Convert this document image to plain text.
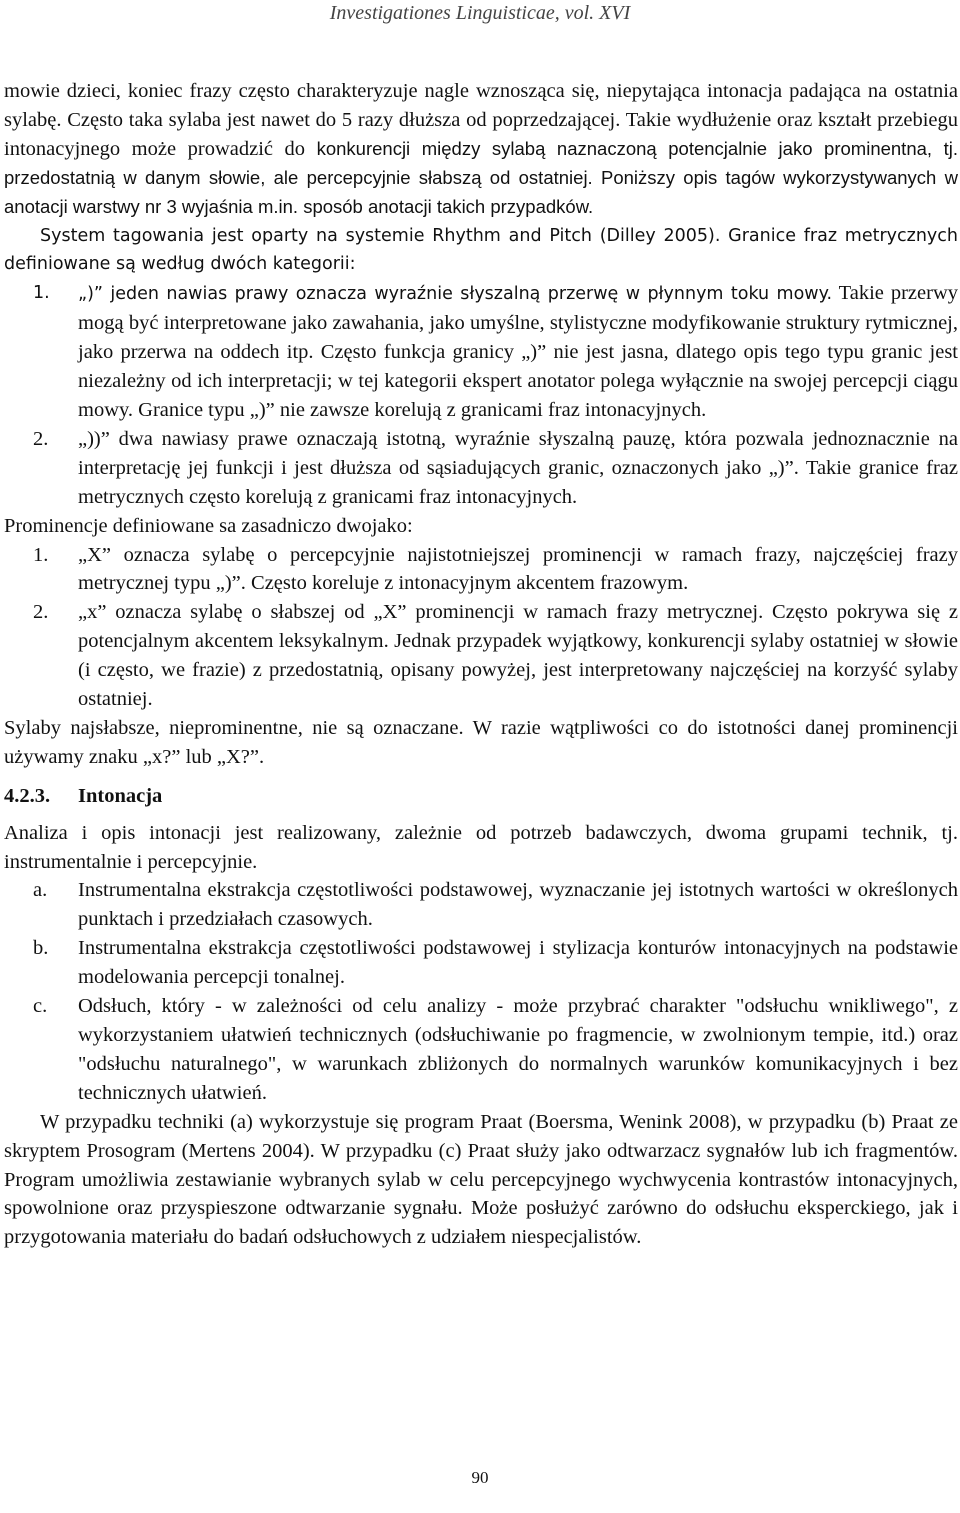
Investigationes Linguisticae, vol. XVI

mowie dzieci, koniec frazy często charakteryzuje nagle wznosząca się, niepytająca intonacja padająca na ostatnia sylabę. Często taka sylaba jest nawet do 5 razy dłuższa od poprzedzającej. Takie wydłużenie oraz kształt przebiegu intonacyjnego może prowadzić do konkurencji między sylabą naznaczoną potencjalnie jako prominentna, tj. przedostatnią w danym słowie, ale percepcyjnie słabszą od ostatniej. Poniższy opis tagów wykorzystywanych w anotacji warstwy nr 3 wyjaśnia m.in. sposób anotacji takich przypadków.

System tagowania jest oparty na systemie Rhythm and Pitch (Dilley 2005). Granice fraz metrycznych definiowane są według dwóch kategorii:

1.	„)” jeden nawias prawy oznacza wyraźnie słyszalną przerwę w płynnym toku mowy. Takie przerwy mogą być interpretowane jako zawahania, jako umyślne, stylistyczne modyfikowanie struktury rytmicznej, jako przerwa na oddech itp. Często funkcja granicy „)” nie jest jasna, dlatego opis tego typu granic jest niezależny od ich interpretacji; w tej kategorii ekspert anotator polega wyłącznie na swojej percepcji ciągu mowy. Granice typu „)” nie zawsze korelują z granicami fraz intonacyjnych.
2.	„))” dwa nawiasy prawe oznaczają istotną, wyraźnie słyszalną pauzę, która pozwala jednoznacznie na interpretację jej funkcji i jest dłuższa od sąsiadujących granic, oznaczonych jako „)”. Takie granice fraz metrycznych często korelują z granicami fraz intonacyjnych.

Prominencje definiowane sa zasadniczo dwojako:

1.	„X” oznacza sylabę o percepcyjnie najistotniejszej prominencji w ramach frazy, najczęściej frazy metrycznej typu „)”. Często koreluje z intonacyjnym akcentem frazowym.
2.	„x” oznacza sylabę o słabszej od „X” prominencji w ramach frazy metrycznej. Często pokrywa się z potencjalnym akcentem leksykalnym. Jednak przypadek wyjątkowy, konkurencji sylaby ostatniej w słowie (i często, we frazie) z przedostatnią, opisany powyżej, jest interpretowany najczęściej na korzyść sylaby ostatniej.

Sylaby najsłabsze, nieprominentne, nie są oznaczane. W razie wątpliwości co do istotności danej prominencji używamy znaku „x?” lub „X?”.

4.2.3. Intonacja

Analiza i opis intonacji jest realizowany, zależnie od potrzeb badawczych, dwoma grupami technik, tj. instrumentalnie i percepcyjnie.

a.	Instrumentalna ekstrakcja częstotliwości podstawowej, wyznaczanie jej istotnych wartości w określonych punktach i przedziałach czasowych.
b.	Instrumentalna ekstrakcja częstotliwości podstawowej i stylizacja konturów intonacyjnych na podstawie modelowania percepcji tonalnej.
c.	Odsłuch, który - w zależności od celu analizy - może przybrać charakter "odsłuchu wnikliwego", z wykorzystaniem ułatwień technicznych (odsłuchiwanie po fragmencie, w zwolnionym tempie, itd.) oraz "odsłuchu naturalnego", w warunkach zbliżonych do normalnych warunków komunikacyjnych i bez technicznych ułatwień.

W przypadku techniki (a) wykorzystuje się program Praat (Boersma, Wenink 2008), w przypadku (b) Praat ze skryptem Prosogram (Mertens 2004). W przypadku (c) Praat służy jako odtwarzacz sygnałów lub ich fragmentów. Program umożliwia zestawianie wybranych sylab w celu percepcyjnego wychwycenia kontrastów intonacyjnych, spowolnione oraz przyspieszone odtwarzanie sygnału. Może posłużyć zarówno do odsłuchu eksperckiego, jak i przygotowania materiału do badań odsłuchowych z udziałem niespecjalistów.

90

----------------------------------------

TASK OBJECTIVE:
Take the data above and repeat it exactly, leaving each picture out.

ANSWER TO THIS TASK:
Convert this document image to plain text.
Investigationes Linguisticae, vol. XVI

mowie dzieci, koniec frazy często charakteryzuje nagle wznosząca się, niepytająca intonacja padająca na ostatnia sylabę. Często taka sylaba jest nawet do 5 razy dłuższa od poprzedzającej. Takie wydłużenie oraz kształt przebiegu intonacyjnego może prowadzić do konkurencji między sylabą naznaczoną potencjalnie jako prominentna, tj. przedostatnią w danym słowie, ale percepcyjnie słabszą od ostatniej. Poniższy opis tagów wykorzystywanych w anotacji warstwy nr 3 wyjaśnia m.in. sposób anotacji takich przypadków.

System tagowania jest oparty na systemie Rhythm and Pitch (Dilley 2005). Granice fraz metrycznych definiowane są według dwóch kategorii:

1.	„)” jeden nawias prawy oznacza wyraźnie słyszalną przerwę w płynnym toku mowy. Takie przerwy mogą być interpretowane jako zawahania, jako umyślne, stylistyczne modyfikowanie struktury rytmicznej, jako przerwa na oddech itp. Często funkcja granicy „)” nie jest jasna, dlatego opis tego typu granic jest niezależny od ich interpretacji; w tej kategorii ekspert anotator polega wyłącznie na swojej percepcji ciągu mowy. Granice typu „)” nie zawsze korelują z granicami fraz intonacyjnych.
2.	„))” dwa nawiasy prawe oznaczają istotną, wyraźnie słyszalną pauzę, która pozwala jednoznacznie na interpretację jej funkcji i jest dłuższa od sąsiadujących granic, oznaczonych jako „)”. Takie granice fraz metrycznych często korelują z granicami fraz intonacyjnych.

Prominencje definiowane sa zasadniczo dwojako:

1.	„X” oznacza sylabę o percepcyjnie najistotniejszej prominencji w ramach frazy, najczęściej frazy metrycznej typu „)”. Często koreluje z intonacyjnym akcentem frazowym.
2.	„x” oznacza sylabę o słabszej od „X” prominencji w ramach frazy metrycznej. Często pokrywa się z potencjalnym akcentem leksykalnym. Jednak przypadek wyjątkowy, konkurencji sylaby ostatniej w słowie (i często, we frazie) z przedostatnią, opisany powyżej, jest interpretowany najczęściej na korzyść sylaby ostatniej.

Sylaby najsłabsze, nieprominentne, nie są oznaczane. W razie wątpliwości co do istotności danej prominencji używamy znaku „x?” lub „X?”.

4.2.3. Intonacja

Analiza i opis intonacji jest realizowany, zależnie od potrzeb badawczych, dwoma grupami technik, tj. instrumentalnie i percepcyjnie.

a.	Instrumentalna ekstrakcja częstotliwości podstawowej, wyznaczanie jej istotnych wartości w określonych punktach i przedziałach czasowych.
b.	Instrumentalna ekstrakcja częstotliwości podstawowej i stylizacja konturów intonacyjnych na podstawie modelowania percepcji tonalnej.
c.	Odsłuch, który - w zależności od celu analizy - może przybrać charakter "odsłuchu wnikliwego", z wykorzystaniem ułatwień technicznych (odsłuchiwanie po fragmencie, w zwolnionym tempie, itd.) oraz "odsłuchu naturalnego", w warunkach zbliżonych do normalnych warunków komunikacyjnych i bez technicznych ułatwień.

W przypadku techniki (a) wykorzystuje się program Praat (Boersma, Wenink 2008), w przypadku (b) Praat ze skryptem Prosogram (Mertens 2004). W przypadku (c) Praat służy jako odtwarzacz sygnałów lub ich fragmentów. Program umożliwia zestawianie wybranych sylab w celu percepcyjnego wychwycenia kontrastów intonacyjnych, spowolnione oraz przyspieszone odtwarzanie sygnału. Może posłużyć zarówno do odsłuchu eksperckiego, jak i przygotowania materiału do badań odsłuchowych z udziałem niespecjalistów.

90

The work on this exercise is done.